### Work to complete
In the listing below, pick out lines with "Storia".

+ + +

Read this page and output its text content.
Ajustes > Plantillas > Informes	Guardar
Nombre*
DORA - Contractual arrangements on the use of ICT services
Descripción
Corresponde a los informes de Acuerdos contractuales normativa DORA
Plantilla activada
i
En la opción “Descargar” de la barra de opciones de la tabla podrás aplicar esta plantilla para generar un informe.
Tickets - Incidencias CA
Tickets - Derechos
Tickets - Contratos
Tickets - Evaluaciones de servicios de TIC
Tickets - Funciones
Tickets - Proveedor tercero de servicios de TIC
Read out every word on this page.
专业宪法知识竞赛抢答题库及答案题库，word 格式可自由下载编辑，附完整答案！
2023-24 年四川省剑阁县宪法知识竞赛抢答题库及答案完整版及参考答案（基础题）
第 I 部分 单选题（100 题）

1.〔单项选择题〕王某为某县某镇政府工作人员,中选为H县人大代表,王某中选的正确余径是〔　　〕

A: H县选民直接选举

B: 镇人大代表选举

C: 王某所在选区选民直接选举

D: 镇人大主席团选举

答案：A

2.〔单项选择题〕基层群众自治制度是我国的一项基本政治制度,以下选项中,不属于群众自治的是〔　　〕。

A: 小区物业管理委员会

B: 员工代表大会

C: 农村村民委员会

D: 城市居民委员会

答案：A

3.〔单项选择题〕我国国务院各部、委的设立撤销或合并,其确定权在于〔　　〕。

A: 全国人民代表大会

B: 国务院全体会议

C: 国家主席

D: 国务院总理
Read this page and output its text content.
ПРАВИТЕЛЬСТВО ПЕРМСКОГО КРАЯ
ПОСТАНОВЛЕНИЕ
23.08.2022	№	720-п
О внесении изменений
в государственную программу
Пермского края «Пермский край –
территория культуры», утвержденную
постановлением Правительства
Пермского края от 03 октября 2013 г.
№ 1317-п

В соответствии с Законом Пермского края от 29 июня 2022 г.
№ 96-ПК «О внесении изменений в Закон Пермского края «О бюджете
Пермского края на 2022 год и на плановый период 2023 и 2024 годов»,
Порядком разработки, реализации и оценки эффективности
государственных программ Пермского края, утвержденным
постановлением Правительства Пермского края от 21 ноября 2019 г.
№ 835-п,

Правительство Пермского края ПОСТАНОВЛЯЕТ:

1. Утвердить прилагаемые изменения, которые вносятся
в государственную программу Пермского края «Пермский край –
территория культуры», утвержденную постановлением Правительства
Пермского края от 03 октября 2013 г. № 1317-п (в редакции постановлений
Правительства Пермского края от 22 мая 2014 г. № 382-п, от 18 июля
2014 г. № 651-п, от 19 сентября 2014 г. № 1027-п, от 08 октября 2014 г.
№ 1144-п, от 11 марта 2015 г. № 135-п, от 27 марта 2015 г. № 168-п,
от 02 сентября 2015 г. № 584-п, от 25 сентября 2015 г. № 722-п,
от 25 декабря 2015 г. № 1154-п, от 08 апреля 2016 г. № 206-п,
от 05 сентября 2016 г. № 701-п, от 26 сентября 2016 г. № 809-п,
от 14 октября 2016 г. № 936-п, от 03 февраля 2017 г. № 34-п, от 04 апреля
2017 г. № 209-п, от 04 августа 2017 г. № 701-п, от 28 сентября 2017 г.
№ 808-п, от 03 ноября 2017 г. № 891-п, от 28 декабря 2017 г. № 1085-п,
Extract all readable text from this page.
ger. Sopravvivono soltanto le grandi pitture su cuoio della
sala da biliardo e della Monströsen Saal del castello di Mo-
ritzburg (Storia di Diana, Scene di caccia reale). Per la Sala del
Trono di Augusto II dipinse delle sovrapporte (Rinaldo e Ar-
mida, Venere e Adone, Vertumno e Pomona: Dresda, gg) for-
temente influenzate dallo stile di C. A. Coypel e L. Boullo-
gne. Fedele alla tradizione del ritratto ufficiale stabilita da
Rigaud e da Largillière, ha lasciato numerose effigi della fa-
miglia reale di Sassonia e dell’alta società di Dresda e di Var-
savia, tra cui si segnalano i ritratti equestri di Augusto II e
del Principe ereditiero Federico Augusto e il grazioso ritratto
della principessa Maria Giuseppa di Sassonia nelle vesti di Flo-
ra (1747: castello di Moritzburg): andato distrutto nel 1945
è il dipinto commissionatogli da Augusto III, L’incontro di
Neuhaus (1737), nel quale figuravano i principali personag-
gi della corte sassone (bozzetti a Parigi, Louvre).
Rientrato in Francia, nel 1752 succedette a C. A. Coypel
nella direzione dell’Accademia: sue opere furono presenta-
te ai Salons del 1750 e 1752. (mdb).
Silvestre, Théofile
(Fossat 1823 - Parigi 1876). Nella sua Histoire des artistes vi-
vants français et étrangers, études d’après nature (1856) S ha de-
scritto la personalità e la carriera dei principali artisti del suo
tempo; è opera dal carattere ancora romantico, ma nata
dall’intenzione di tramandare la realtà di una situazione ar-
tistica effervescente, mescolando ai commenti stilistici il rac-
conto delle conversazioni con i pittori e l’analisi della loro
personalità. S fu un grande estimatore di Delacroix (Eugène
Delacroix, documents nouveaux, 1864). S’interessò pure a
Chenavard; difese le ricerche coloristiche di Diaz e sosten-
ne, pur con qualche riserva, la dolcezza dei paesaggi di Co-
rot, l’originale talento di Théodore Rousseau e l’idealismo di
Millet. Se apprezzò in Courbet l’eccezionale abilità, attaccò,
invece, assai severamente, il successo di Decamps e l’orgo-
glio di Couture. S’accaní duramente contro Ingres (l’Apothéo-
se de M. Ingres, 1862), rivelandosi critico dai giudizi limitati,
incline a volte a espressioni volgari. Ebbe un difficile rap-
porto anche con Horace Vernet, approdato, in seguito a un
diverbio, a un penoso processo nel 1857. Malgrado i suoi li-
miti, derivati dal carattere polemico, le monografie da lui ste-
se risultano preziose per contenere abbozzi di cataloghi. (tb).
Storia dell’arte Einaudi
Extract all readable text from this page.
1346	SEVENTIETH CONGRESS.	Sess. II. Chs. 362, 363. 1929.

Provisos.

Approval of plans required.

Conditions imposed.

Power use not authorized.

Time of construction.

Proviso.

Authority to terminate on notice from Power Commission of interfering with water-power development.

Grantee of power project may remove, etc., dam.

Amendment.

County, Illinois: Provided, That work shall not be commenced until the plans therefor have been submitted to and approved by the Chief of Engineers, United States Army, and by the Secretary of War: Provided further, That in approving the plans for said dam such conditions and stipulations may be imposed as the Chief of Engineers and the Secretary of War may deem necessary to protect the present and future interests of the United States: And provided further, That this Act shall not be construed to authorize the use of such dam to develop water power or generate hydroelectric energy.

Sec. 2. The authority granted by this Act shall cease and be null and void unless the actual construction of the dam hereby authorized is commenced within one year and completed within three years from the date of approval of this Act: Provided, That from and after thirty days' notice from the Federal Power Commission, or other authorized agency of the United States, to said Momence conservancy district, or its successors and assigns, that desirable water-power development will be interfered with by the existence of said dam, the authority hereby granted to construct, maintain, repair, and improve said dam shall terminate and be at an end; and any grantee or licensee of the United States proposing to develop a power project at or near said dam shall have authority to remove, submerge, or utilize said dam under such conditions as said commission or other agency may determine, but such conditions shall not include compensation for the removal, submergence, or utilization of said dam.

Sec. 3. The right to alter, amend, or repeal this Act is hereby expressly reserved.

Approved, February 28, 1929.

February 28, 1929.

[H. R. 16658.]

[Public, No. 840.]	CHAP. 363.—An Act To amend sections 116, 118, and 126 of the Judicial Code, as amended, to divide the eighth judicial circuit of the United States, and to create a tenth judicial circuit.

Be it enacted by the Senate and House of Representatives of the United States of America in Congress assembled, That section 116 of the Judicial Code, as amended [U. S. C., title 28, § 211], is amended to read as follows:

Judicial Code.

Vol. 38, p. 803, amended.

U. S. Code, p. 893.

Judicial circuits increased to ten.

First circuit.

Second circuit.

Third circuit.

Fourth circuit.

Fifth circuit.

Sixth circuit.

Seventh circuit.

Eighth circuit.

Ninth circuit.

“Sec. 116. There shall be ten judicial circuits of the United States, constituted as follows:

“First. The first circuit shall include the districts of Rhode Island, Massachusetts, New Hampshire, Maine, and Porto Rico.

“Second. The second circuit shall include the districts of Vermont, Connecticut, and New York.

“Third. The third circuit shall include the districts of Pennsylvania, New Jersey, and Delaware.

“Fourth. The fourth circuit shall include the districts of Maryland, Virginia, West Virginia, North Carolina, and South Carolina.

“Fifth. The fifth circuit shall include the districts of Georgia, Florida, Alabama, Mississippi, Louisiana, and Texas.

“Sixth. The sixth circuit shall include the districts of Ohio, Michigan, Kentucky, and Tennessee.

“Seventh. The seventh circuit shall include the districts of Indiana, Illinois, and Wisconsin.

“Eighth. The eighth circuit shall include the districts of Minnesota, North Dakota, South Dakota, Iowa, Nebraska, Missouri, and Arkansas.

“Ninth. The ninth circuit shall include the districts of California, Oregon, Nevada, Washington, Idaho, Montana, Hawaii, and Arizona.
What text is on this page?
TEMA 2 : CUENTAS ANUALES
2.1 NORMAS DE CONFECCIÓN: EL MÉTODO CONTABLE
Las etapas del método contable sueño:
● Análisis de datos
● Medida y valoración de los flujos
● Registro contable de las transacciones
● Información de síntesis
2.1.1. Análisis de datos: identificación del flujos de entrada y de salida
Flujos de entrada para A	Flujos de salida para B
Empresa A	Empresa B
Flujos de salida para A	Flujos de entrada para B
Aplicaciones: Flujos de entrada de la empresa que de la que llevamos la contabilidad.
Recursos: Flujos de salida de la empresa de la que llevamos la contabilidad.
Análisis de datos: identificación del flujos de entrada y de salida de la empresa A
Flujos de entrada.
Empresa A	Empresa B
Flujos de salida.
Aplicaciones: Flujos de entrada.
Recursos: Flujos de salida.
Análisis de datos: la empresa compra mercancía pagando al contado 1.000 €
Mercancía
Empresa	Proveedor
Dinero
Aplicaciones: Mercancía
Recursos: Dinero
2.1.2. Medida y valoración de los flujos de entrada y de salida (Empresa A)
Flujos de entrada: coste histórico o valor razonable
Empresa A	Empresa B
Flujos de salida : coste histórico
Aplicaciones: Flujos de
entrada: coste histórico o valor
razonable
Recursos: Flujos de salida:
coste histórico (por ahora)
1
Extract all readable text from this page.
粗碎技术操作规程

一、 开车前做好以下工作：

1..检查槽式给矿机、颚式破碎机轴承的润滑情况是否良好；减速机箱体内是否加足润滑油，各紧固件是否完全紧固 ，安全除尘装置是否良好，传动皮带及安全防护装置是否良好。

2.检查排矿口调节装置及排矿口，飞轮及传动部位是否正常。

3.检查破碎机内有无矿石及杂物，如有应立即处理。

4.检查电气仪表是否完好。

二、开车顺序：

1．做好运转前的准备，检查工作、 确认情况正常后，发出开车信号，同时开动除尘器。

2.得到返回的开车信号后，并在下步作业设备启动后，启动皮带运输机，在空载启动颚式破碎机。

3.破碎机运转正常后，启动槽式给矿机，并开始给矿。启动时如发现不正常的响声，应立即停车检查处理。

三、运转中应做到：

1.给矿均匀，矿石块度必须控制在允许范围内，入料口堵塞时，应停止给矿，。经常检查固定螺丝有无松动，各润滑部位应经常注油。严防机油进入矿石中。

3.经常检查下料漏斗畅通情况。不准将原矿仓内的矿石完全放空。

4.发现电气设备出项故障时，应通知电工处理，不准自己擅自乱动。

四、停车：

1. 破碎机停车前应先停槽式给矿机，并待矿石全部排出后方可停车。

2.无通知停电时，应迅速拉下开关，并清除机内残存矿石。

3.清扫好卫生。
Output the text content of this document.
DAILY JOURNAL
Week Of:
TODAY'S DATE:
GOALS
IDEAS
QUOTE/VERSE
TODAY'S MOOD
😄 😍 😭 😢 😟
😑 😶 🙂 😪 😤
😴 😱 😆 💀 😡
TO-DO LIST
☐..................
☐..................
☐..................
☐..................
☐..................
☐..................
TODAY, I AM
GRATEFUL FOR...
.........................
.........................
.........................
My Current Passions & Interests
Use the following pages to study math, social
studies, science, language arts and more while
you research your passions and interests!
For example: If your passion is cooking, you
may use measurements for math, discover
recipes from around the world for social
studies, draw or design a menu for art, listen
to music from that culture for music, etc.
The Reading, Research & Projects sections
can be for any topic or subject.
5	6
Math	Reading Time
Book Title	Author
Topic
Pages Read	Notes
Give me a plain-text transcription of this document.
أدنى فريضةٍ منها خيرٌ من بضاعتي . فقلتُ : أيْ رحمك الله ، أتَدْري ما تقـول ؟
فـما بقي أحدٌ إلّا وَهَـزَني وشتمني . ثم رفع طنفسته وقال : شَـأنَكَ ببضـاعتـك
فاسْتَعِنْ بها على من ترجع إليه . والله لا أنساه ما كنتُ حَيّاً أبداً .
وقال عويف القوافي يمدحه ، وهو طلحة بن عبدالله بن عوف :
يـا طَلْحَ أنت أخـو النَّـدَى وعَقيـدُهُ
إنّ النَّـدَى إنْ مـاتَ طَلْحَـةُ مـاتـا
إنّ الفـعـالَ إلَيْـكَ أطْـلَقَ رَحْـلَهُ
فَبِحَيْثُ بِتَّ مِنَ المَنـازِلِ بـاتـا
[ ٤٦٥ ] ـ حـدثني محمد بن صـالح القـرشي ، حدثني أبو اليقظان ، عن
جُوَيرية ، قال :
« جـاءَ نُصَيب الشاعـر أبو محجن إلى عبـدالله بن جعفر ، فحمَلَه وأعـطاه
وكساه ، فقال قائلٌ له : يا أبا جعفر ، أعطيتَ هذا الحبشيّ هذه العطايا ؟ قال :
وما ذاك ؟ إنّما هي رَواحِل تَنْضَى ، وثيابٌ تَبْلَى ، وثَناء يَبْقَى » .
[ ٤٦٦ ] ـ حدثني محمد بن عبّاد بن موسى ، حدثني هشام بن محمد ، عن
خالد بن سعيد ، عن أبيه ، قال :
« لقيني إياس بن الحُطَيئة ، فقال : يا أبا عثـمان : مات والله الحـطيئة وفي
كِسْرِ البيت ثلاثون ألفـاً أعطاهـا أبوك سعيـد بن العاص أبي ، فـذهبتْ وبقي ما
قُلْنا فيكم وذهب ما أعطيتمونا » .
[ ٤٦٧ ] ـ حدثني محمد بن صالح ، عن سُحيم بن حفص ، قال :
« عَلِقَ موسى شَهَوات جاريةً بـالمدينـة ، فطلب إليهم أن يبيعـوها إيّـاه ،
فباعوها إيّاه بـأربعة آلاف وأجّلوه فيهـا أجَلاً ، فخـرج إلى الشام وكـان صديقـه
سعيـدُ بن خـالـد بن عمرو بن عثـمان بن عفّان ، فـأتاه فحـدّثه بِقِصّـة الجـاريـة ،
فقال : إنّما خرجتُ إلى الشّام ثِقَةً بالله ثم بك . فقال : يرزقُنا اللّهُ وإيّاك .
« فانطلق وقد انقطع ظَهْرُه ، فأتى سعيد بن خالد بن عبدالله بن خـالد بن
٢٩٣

+ + +

### In response
ritzburg (Storia di Diana, Scene di caccia reale). Per la Sala del
Storia dell’arte Einaudi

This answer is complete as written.